◆ DATA SUPPLIED ◆

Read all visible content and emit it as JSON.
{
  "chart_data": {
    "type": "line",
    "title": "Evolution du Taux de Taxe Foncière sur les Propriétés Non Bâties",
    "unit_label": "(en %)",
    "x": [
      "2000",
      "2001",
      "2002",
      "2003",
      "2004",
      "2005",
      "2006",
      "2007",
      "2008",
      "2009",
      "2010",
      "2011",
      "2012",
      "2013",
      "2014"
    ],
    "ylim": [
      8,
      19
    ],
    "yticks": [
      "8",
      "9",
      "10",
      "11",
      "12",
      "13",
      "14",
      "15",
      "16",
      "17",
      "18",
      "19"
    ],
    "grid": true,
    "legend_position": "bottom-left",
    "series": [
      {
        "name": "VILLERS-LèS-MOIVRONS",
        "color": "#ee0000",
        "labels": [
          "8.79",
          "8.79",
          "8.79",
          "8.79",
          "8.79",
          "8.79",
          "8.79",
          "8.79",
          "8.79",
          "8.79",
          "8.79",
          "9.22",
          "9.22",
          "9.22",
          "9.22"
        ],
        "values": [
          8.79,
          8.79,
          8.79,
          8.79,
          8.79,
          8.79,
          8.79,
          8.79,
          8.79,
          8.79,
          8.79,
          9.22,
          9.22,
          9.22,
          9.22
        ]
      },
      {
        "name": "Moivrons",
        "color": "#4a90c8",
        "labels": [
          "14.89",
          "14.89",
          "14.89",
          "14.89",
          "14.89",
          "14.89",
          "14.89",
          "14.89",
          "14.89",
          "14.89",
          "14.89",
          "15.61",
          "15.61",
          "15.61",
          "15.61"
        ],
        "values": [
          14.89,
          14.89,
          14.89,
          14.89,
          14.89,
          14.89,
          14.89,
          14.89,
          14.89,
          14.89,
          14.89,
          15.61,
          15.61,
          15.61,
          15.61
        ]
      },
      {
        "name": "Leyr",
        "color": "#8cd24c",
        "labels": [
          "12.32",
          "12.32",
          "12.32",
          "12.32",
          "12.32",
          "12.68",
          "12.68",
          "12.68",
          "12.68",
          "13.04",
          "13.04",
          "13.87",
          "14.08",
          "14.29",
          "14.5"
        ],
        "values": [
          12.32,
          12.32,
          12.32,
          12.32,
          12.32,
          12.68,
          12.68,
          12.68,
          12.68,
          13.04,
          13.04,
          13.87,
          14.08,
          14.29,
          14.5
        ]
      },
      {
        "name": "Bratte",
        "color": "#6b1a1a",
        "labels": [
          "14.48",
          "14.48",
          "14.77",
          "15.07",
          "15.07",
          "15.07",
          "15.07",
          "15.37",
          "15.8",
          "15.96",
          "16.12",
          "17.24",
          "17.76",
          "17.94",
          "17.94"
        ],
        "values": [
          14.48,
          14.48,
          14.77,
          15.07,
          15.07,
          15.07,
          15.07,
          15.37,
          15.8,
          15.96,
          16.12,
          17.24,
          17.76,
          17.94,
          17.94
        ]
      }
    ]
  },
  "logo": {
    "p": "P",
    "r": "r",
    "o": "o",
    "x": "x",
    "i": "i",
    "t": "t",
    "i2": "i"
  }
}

◆ TASK PROMPT ◆
Write out every entry above, word for word.

◆ ANSWER TO THE PROBLEM ◆
Read all visible content and emit it as JSON.
{
  "chart_data": {
    "type": "line",
    "title": "Evolution du Taux de Taxe Foncière sur les Propriétés Non Bâties",
    "unit_label": "(en %)",
    "x": [
      "2000",
      "2001",
      "2002",
      "2003",
      "2004",
      "2005",
      "2006",
      "2007",
      "2008",
      "2009",
      "2010",
      "2011",
      "2012",
      "2013",
      "2014"
    ],
    "ylim": [
      8,
      19
    ],
    "yticks": [
      "8",
      "9",
      "10",
      "11",
      "12",
      "13",
      "14",
      "15",
      "16",
      "17",
      "18",
      "19"
    ],
    "grid": true,
    "legend_position": "bottom-left",
    "series": [
      {
        "name": "VILLERS-LèS-MOIVRONS",
        "color": "#ee0000",
        "labels": [
          "8.79",
          "8.79",
          "8.79",
          "8.79",
          "8.79",
          "8.79",
          "8.79",
          "8.79",
          "8.79",
          "8.79",
          "8.79",
          "9.22",
          "9.22",
          "9.22",
          "9.22"
        ],
        "values": [
          8.79,
          8.79,
          8.79,
          8.79,
          8.79,
          8.79,
          8.79,
          8.79,
          8.79,
          8.79,
          8.79,
          9.22,
          9.22,
          9.22,
          9.22
        ]
      },
      {
        "name": "Moivrons",
        "color": "#4a90c8",
        "labels": [
          "14.89",
          "14.89",
          "14.89",
          "14.89",
          "14.89",
          "14.89",
          "14.89",
          "14.89",
          "14.89",
          "14.89",
          "14.89",
          "15.61",
          "15.61",
          "15.61",
          "15.61"
        ],
        "values": [
          14.89,
          14.89,
          14.89,
          14.89,
          14.89,
          14.89,
          14.89,
          14.89,
          14.89,
          14.89,
          14.89,
          15.61,
          15.61,
          15.61,
          15.61
        ]
      },
      {
        "name": "Leyr",
        "color": "#8cd24c",
        "labels": [
          "12.32",
          "12.32",
          "12.32",
          "12.32",
          "12.32",
          "12.68",
          "12.68",
          "12.68",
          "12.68",
          "13.04",
          "13.04",
          "13.87",
          "14.08",
          "14.29",
          "14.5"
        ],
        "values": [
          12.32,
          12.32,
          12.32,
          12.32,
          12.32,
          12.68,
          12.68,
          12.68,
          12.68,
          13.04,
          13.04,
          13.87,
          14.08,
          14.29,
          14.5
        ]
      },
      {
        "name": "Bratte",
        "color": "#6b1a1a",
        "labels": [
          "14.48",
          "14.48",
          "14.77",
          "15.07",
          "15.07",
          "15.07",
          "15.07",
          "15.37",
          "15.8",
          "15.96",
          "16.12",
          "17.24",
          "17.76",
          "17.94",
          "17.94"
        ],
        "values": [
          14.48,
          14.48,
          14.77,
          15.07,
          15.07,
          15.07,
          15.07,
          15.37,
          15.8,
          15.96,
          16.12,
          17.24,
          17.76,
          17.94,
          17.94
        ]
      }
    ]
  },
  "logo": {
    "p": "P",
    "r": "r",
    "o": "o",
    "x": "x",
    "i": "i",
    "t": "t",
    "i2": "i"
  }
}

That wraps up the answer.